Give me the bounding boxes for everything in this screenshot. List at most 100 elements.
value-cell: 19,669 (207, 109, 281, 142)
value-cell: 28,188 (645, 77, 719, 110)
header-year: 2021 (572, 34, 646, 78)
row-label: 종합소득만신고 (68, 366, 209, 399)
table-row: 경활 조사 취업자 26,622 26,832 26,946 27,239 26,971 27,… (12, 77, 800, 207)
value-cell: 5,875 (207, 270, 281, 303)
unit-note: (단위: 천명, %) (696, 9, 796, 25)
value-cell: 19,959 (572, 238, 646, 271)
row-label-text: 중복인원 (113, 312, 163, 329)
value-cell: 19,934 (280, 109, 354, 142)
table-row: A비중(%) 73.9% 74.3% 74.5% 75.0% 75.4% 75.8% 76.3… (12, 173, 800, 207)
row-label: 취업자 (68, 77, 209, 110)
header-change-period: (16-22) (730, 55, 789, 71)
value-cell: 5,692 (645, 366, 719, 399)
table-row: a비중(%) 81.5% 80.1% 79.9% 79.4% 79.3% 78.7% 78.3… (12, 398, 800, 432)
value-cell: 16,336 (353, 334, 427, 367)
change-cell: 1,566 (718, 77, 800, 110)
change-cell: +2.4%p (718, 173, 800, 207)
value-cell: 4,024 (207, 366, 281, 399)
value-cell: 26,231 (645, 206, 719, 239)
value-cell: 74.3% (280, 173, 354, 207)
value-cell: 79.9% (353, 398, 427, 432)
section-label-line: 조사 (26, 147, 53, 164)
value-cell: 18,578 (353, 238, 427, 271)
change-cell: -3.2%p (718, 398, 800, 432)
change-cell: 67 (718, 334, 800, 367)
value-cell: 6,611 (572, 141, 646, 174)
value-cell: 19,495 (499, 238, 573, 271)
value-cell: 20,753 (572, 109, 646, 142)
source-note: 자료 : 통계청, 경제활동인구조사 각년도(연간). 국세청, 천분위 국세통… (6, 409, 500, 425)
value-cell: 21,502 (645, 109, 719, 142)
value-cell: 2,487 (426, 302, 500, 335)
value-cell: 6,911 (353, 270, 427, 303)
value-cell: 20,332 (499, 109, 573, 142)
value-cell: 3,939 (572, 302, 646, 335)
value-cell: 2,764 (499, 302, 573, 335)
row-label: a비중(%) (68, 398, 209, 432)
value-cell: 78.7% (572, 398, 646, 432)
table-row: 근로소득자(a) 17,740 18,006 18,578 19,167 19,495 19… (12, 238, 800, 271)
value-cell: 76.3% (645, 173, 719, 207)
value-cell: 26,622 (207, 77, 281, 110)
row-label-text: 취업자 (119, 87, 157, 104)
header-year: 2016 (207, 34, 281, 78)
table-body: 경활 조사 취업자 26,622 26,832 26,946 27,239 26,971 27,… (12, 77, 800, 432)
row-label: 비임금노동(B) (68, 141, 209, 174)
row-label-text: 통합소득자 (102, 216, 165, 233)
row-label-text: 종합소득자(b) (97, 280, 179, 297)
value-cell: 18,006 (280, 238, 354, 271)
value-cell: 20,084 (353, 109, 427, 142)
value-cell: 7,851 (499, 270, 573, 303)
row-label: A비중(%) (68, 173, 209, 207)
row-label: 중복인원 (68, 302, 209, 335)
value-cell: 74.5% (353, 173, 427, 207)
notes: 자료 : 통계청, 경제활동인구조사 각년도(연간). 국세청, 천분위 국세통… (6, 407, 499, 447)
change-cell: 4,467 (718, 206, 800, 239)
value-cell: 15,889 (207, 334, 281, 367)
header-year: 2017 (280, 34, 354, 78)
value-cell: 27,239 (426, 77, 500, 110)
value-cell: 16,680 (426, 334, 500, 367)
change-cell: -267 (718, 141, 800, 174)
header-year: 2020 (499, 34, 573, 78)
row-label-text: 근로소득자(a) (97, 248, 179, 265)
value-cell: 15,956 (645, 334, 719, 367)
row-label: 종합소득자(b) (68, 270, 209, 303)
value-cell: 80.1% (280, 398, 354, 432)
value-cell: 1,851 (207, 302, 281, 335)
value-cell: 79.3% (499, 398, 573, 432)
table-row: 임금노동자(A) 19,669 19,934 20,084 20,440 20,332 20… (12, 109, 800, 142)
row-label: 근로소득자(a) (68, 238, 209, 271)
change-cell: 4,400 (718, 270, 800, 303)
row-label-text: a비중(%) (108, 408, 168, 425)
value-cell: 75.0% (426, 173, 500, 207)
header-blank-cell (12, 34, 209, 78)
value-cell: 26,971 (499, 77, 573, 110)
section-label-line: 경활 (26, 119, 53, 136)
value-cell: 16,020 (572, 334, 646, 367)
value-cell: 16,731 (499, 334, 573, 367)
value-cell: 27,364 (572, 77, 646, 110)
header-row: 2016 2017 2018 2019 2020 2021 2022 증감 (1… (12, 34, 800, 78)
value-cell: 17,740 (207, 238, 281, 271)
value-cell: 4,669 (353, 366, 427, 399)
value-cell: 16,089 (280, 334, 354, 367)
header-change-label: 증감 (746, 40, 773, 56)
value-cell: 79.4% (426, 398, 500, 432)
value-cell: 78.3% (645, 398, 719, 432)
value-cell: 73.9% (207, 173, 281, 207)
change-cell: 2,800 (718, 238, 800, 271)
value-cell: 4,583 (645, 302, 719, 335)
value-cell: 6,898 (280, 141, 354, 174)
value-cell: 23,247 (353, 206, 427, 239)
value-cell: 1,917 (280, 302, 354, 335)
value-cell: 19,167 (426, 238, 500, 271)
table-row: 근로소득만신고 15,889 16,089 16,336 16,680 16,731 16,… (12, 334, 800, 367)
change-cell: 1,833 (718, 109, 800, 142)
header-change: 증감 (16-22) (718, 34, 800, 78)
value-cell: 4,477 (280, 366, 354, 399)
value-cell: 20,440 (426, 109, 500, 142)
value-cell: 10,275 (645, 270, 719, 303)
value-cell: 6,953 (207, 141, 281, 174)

**TASK BRIEF:** Reproduce the records in full, switching each "change-cell" to "diff-cell" and keeping everything else unchanged.

**ANSWER TO THE TASK:**
Give me the bounding boxes for everything in this screenshot. List at most 100 elements.
value-cell: 19,669 (207, 109, 281, 142)
value-cell: 28,188 (645, 77, 719, 110)
header-year: 2021 (572, 34, 646, 78)
row-label: 종합소득만신고 (68, 366, 209, 399)
table-row: 경활 조사 취업자 26,622 26,832 26,946 27,239 26,971 27,… (12, 77, 800, 207)
value-cell: 5,875 (207, 270, 281, 303)
unit-note: (단위: 천명, %) (696, 9, 796, 25)
value-cell: 19,959 (572, 238, 646, 271)
row-label-text: 중복인원 (113, 312, 163, 329)
value-cell: 19,934 (280, 109, 354, 142)
table-row: A비중(%) 73.9% 74.3% 74.5% 75.0% 75.4% 75.8% 76.3… (12, 173, 800, 207)
row-label: 취업자 (68, 77, 209, 110)
header-change-period: (16-22) (730, 55, 789, 71)
value-cell: 5,692 (645, 366, 719, 399)
table-row: a비중(%) 81.5% 80.1% 79.9% 79.4% 79.3% 78.7% 78.3… (12, 398, 800, 432)
value-cell: 16,336 (353, 334, 427, 367)
diff-cell: 1,566 (718, 77, 800, 110)
diff-cell: +2.4%p (718, 173, 800, 207)
value-cell: 4,024 (207, 366, 281, 399)
value-cell: 26,231 (645, 206, 719, 239)
value-cell: 74.3% (280, 173, 354, 207)
value-cell: 79.9% (353, 398, 427, 432)
section-label-line: 조사 (26, 147, 53, 164)
value-cell: 18,578 (353, 238, 427, 271)
diff-cell: -3.2%p (718, 398, 800, 432)
diff-cell: 67 (718, 334, 800, 367)
value-cell: 6,611 (572, 141, 646, 174)
value-cell: 19,495 (499, 238, 573, 271)
value-cell: 20,753 (572, 109, 646, 142)
source-note: 자료 : 통계청, 경제활동인구조사 각년도(연간). 국세청, 천분위 국세통… (6, 409, 500, 425)
value-cell: 21,502 (645, 109, 719, 142)
value-cell: 2,487 (426, 302, 500, 335)
value-cell: 6,911 (353, 270, 427, 303)
value-cell: 20,332 (499, 109, 573, 142)
value-cell: 3,939 (572, 302, 646, 335)
value-cell: 2,764 (499, 302, 573, 335)
row-label: a비중(%) (68, 398, 209, 432)
value-cell: 78.7% (572, 398, 646, 432)
table-row: 근로소득자(a) 17,740 18,006 18,578 19,167 19,495 19… (12, 238, 800, 271)
value-cell: 76.3% (645, 173, 719, 207)
value-cell: 26,622 (207, 77, 281, 110)
row-label-text: 취업자 (119, 87, 157, 104)
header-year: 2016 (207, 34, 281, 78)
table-body: 경활 조사 취업자 26,622 26,832 26,946 27,239 26,971 27,… (12, 77, 800, 432)
row-label: 비임금노동(B) (68, 141, 209, 174)
row-label-text: 통합소득자 (102, 216, 165, 233)
row-label-text: 종합소득자(b) (97, 280, 179, 297)
value-cell: 18,006 (280, 238, 354, 271)
value-cell: 20,084 (353, 109, 427, 142)
value-cell: 7,851 (499, 270, 573, 303)
row-label: A비중(%) (68, 173, 209, 207)
row-label: 중복인원 (68, 302, 209, 335)
value-cell: 74.5% (353, 173, 427, 207)
notes: 자료 : 통계청, 경제활동인구조사 각년도(연간). 국세청, 천분위 국세통… (6, 407, 499, 447)
diff-cell: 4,467 (718, 206, 800, 239)
value-cell: 15,889 (207, 334, 281, 367)
header-year: 2017 (280, 34, 354, 78)
value-cell: 27,239 (426, 77, 500, 110)
value-cell: 16,680 (426, 334, 500, 367)
diff-cell: -267 (718, 141, 800, 174)
header-year: 2020 (499, 34, 573, 78)
row-label-text: 근로소득자(a) (97, 248, 179, 265)
value-cell: 15,956 (645, 334, 719, 367)
row-label: 종합소득자(b) (68, 270, 209, 303)
value-cell: 80.1% (280, 398, 354, 432)
value-cell: 1,851 (207, 302, 281, 335)
value-cell: 79.3% (499, 398, 573, 432)
table-row: 임금노동자(A) 19,669 19,934 20,084 20,440 20,332 20… (12, 109, 800, 142)
row-label: 근로소득자(a) (68, 238, 209, 271)
diff-cell: 4,400 (718, 270, 800, 303)
row-label-text: a비중(%) (108, 408, 168, 425)
value-cell: 75.0% (426, 173, 500, 207)
header-blank-cell (12, 34, 209, 78)
value-cell: 26,971 (499, 77, 573, 110)
section-label-line: 경활 (26, 119, 53, 136)
value-cell: 16,020 (572, 334, 646, 367)
value-cell: 16,731 (499, 334, 573, 367)
value-cell: 27,364 (572, 77, 646, 110)
header-row: 2016 2017 2018 2019 2020 2021 2022 증감 (1… (12, 34, 800, 78)
value-cell: 17,740 (207, 238, 281, 271)
value-cell: 4,669 (353, 366, 427, 399)
value-cell: 16,089 (280, 334, 354, 367)
header-change-label: 증감 (746, 40, 773, 56)
value-cell: 79.4% (426, 398, 500, 432)
value-cell: 78.3% (645, 398, 719, 432)
value-cell: 73.9% (207, 173, 281, 207)
diff-cell: 2,800 (718, 238, 800, 271)
value-cell: 4,583 (645, 302, 719, 335)
value-cell: 6,898 (280, 141, 354, 174)
value-cell: 23,247 (353, 206, 427, 239)
value-cell: 1,917 (280, 302, 354, 335)
value-cell: 19,167 (426, 238, 500, 271)
table-row: 근로소득만신고 15,889 16,089 16,336 16,680 16,731 16,… (12, 334, 800, 367)
diff-cell: 1,833 (718, 109, 800, 142)
header-change: 증감 (16-22) (718, 34, 800, 78)
value-cell: 4,477 (280, 366, 354, 399)
value-cell: 20,440 (426, 109, 500, 142)
value-cell: 10,275 (645, 270, 719, 303)
value-cell: 6,953 (207, 141, 281, 174)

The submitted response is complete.